TEXTO DE REFERENCIA »
============
Aunque el Nevado del Ruiz sigue siendo un volcán activo, las tecnologías de monitoreo han avanzado enormemente desde 1985. El Servicio Geológico Colombiano (SGC) mantiene una vigilancia constante sobre su actividad sísmica, térmica y de gases.
Los actuales sistemas de alerta temprana permiten detectar con antelación movimientos peligrosos y activar protocolos de evacuación en municipios aledaños. Aun así, los expertos advierten que el riesgo no ha desaparecido: estudios recientes estiman que hay una probabilidad baja, pero latente, de erupciones moderadas que podrían afectar zonas cercanas si no se cumplen las rutas de prevención.
La tragedia de Armero dejó una lección dolorosa pero valiosa: la importancia de escuchar a la ciencia y de actuar con decisión frente a las advertencias naturales.
============
PREGUNTAS »
• a. Reescribe todo lo que va desde "Aunque el Nevado" hasta "y de gases." en el texto sobre el Nevado del Ruiz, sustituyendo "vigilancia" por "supervisión".
• b. Prolonga el texto sobre el Nevado del Ruiz a partir de su última oración.
No es necesario consultar los datos.
============
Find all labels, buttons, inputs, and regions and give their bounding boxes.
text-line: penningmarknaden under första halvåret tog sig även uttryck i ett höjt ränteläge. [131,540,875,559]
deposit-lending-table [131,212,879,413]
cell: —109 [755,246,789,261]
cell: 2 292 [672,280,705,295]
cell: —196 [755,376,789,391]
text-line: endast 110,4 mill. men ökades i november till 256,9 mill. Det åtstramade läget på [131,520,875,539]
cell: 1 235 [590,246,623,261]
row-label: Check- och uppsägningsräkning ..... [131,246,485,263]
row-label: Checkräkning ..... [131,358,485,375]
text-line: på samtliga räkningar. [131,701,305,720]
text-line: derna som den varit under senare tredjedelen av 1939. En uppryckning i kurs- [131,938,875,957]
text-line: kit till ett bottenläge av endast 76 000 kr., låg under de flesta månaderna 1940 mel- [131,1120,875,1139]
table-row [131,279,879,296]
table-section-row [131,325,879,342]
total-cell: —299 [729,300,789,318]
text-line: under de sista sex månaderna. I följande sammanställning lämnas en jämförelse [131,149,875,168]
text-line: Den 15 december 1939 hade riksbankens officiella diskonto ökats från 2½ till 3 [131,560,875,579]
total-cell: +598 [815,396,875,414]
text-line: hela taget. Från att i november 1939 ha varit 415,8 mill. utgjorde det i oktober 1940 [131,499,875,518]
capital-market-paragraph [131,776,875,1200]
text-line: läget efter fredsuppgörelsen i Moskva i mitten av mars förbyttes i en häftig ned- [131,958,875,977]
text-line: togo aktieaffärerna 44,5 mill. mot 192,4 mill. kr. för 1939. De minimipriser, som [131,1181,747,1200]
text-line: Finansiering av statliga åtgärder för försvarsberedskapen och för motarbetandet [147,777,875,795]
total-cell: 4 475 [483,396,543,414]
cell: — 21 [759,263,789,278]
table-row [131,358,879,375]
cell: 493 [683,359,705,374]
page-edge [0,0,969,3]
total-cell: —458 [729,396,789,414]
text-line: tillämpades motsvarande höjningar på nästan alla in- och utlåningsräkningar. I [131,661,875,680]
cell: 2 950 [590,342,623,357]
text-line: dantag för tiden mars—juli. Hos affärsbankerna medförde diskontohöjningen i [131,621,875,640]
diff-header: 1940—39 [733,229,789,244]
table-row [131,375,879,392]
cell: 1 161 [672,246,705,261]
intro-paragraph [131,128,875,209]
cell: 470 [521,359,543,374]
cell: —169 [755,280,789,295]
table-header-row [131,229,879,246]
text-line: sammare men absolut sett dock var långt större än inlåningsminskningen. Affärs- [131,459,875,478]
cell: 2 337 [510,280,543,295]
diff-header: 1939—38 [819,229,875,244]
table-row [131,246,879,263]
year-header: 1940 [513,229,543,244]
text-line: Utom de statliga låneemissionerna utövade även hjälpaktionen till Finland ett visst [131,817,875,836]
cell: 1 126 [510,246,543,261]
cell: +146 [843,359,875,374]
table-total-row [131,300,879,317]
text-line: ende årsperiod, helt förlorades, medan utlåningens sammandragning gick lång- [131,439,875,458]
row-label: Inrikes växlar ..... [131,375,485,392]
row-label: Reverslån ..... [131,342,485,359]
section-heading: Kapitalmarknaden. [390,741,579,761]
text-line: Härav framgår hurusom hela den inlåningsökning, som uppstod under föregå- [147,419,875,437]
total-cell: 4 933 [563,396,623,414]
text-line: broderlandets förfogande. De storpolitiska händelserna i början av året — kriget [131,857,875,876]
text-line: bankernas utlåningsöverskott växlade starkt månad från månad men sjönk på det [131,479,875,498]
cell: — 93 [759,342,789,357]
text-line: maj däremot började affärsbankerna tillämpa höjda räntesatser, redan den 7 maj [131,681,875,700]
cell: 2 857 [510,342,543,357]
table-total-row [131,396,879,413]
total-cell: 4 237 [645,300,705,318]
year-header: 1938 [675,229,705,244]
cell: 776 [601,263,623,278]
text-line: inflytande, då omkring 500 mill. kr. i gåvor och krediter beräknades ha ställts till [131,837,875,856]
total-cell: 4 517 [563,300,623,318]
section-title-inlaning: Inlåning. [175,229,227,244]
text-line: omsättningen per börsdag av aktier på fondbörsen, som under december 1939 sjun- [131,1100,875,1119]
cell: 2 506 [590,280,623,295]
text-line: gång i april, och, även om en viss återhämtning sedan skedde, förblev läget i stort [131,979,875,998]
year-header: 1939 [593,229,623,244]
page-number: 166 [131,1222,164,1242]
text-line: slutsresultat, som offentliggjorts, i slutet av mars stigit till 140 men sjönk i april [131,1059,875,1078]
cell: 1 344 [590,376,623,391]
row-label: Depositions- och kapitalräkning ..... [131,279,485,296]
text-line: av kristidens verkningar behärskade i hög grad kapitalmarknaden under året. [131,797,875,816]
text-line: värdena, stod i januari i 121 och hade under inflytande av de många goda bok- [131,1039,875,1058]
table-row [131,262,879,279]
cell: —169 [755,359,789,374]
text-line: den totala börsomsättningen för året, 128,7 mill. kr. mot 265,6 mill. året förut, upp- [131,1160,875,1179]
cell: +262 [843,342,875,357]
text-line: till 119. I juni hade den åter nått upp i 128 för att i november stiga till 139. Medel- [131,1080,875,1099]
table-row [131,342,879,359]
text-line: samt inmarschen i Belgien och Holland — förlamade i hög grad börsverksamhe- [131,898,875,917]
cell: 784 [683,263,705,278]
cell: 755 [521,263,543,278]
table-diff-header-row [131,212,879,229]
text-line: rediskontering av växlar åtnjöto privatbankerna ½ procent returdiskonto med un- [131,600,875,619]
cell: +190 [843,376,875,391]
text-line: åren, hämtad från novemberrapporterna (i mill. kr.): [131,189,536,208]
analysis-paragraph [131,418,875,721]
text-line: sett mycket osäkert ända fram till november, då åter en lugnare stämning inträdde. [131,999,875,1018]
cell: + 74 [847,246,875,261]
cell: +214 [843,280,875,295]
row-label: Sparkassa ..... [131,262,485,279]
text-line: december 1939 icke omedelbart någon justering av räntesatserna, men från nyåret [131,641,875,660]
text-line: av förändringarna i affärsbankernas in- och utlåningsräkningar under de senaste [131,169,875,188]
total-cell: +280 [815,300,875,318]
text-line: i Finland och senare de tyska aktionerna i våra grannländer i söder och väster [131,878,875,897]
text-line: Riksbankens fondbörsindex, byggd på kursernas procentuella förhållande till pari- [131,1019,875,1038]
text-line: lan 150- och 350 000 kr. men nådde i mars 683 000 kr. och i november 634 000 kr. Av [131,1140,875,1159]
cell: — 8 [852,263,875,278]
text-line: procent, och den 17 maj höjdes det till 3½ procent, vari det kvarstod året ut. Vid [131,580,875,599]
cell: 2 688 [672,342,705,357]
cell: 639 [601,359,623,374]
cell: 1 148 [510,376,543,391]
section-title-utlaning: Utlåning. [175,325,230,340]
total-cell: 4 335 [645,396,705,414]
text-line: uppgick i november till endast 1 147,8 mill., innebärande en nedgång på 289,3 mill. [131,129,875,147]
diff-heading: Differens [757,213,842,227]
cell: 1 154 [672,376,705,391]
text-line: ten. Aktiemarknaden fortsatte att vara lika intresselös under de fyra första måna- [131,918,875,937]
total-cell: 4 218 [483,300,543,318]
============
RESPUESTAS POR APARTADO »
• a.
Aunque el Nevado del Ruiz sigue siendo un volcán activo, las tecnologías de monitoreo han avanzado enormemente desde 1985. El Servicio Geológico Colombiano (SGC) mantiene una supervisión constante sobre su actividad sísmica, térmica y de gases.

• b.
Armero, 40 años después: el eco de una promesa
Casi cuatro décadas después, Armero sigue siendo un símbolo de pérdida y aprendizaje. Cada 13 de noviembre, los sobrevivientes, familiares y ciudadanos de todo el país se reúnen para conmemorar la vida de quienes quedaron bajo el lodo. Se encienden velas, se rezan oraciones y se comparte un mismo deseo: que una tragedia así nunca vuelva a repetirse.
Porque Armero no murió, permanece vivo en los corazones de los colombianos y en la memoria colectiva, recordándonos que el olvido es tan peligroso como el fuego del volcán.